Can you repeat all of the lines below, swapping every "Patent image size" for "Figure dimensions" and leaving everything else unchanged?

Recorded data:
===============

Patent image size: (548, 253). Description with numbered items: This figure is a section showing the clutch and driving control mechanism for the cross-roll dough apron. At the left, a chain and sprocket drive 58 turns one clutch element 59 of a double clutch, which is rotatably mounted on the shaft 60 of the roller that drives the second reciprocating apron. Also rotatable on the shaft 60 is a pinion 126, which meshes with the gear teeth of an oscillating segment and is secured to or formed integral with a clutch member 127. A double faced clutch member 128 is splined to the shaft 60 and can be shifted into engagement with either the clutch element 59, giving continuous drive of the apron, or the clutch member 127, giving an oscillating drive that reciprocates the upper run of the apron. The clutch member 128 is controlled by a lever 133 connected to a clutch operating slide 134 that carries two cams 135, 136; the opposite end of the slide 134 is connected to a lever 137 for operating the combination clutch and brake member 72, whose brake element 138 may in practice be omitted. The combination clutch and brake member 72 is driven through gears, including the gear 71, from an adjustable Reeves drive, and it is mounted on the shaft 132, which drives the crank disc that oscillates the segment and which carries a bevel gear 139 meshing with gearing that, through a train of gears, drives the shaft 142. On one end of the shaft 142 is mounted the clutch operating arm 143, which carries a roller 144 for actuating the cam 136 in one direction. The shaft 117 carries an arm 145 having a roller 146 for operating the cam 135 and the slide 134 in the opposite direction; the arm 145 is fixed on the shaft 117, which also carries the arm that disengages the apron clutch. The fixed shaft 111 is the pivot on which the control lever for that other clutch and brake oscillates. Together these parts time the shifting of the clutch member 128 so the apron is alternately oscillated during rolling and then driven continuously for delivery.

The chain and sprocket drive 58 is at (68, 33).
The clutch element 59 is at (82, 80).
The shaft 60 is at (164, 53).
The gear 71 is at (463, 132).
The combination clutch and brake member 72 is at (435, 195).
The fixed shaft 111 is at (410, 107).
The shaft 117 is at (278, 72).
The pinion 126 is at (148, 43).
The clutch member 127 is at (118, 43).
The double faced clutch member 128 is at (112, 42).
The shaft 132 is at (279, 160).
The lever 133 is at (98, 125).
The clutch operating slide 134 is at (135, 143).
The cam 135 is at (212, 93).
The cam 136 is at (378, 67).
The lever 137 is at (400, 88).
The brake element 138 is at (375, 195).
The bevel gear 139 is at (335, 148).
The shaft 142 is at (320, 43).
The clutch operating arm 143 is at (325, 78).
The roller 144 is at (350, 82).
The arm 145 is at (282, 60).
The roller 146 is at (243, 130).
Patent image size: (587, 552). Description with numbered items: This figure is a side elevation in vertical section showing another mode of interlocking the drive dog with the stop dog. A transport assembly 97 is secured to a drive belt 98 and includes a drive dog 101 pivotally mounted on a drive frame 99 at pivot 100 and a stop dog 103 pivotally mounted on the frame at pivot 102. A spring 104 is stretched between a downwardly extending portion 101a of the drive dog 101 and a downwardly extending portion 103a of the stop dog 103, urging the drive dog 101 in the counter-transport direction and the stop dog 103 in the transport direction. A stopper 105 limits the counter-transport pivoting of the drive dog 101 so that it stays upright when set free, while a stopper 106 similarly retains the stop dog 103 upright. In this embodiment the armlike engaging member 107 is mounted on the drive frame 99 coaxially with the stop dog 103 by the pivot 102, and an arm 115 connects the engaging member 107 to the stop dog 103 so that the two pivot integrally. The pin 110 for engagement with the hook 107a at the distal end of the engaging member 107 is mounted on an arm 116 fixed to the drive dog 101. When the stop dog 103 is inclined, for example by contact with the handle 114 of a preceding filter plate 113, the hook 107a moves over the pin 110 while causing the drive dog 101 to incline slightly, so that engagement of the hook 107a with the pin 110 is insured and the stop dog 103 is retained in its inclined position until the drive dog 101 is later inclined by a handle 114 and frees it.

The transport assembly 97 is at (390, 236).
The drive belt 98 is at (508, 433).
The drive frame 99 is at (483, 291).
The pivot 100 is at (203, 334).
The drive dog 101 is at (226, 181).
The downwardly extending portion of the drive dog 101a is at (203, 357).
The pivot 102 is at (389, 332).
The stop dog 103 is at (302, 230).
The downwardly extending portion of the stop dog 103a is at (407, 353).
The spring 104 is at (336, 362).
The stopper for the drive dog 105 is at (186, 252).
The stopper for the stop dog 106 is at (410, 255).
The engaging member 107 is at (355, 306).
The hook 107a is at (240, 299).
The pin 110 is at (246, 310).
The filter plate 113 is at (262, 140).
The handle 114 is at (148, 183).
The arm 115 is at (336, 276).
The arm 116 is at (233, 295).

===============

▸ **ANSWER FOR THIS EXERCISE**
Figure dimensions: (548, 253). Description with numbered items: This figure is a section showing the clutch and driving control mechanism for the cross-roll dough apron. At the left, a chain and sprocket drive 58 turns one clutch element 59 of a double clutch, which is rotatably mounted on the shaft 60 of the roller that drives the second reciprocating apron. Also rotatable on the shaft 60 is a pinion 126, which meshes with the gear teeth of an oscillating segment and is secured to or formed integral with a clutch member 127. A double faced clutch member 128 is splined to the shaft 60 and can be shifted into engagement with either the clutch element 59, giving continuous drive of the apron, or the clutch member 127, giving an oscillating drive that reciprocates the upper run of the apron. The clutch member 128 is controlled by a lever 133 connected to a clutch operating slide 134 that carries two cams 135, 136; the opposite end of the slide 134 is connected to a lever 137 for operating the combination clutch and brake member 72, whose brake element 138 may in practice be omitted. The combination clutch and brake member 72 is driven through gears, including the gear 71, from an adjustable Reeves drive, and it is mounted on the shaft 132, which drives the crank disc that oscillates the segment and which carries a bevel gear 139 meshing with gearing that, through a train of gears, drives the shaft 142. On one end of the shaft 142 is mounted the clutch operating arm 143, which carries a roller 144 for actuating the cam 136 in one direction. The shaft 117 carries an arm 145 having a roller 146 for operating the cam 135 and the slide 134 in the opposite direction; the arm 145 is fixed on the shaft 117, which also carries the arm that disengages the apron clutch. The fixed shaft 111 is the pivot on which the control lever for that other clutch and brake oscillates. Together these parts time the shifting of the clutch member 128 so the apron is alternately oscillated during rolling and then driven continuously for delivery.

The chain and sprocket drive 58 is at (68, 33).
The clutch element 59 is at (82, 80).
The shaft 60 is at (164, 53).
The gear 71 is at (463, 132).
The combination clutch and brake member 72 is at (435, 195).
The fixed shaft 111 is at (410, 107).
The shaft 117 is at (278, 72).
The pinion 126 is at (148, 43).
The clutch member 127 is at (118, 43).
The double faced clutch member 128 is at (112, 42).
The shaft 132 is at (279, 160).
The lever 133 is at (98, 125).
The clutch operating slide 134 is at (135, 143).
The cam 135 is at (212, 93).
The cam 136 is at (378, 67).
The lever 137 is at (400, 88).
The brake element 138 is at (375, 195).
The bevel gear 139 is at (335, 148).
The shaft 142 is at (320, 43).
The clutch operating arm 143 is at (325, 78).
The roller 144 is at (350, 82).
The arm 145 is at (282, 60).
The roller 146 is at (243, 130).
Figure dimensions: (587, 552). Description with numbered items: This figure is a side elevation in vertical section showing another mode of interlocking the drive dog with the stop dog. A transport assembly 97 is secured to a drive belt 98 and includes a drive dog 101 pivotally mounted on a drive frame 99 at pivot 100 and a stop dog 103 pivotally mounted on the frame at pivot 102. A spring 104 is stretched between a downwardly extending portion 101a of the drive dog 101 and a downwardly extending portion 103a of the stop dog 103, urging the drive dog 101 in the counter-transport direction and the stop dog 103 in the transport direction. A stopper 105 limits the counter-transport pivoting of the drive dog 101 so that it stays upright when set free, while a stopper 106 similarly retains the stop dog 103 upright. In this embodiment the armlike engaging member 107 is mounted on the drive frame 99 coaxially with the stop dog 103 by the pivot 102, and an arm 115 connects the engaging member 107 to the stop dog 103 so that the two pivot integrally. The pin 110 for engagement with the hook 107a at the distal end of the engaging member 107 is mounted on an arm 116 fixed to the drive dog 101. When the stop dog 103 is inclined, for example by contact with the handle 114 of a preceding filter plate 113, the hook 107a moves over the pin 110 while causing the drive dog 101 to incline slightly, so that engagement of the hook 107a with the pin 110 is insured and the stop dog 103 is retained in its inclined position until the drive dog 101 is later inclined by a handle 114 and frees it.

The transport assembly 97 is at (390, 236).
The drive belt 98 is at (508, 433).
The drive frame 99 is at (483, 291).
The pivot 100 is at (203, 334).
The drive dog 101 is at (226, 181).
The downwardly extending portion of the drive dog 101a is at (203, 357).
The pivot 102 is at (389, 332).
The stop dog 103 is at (302, 230).
The downwardly extending portion of the stop dog 103a is at (407, 353).
The spring 104 is at (336, 362).
The stopper for the drive dog 105 is at (186, 252).
The stopper for the stop dog 106 is at (410, 255).
The engaging member 107 is at (355, 306).
The hook 107a is at (240, 299).
The pin 110 is at (246, 310).
The filter plate 113 is at (262, 140).
The handle 114 is at (148, 183).
The arm 115 is at (336, 276).
The arm 116 is at (233, 295).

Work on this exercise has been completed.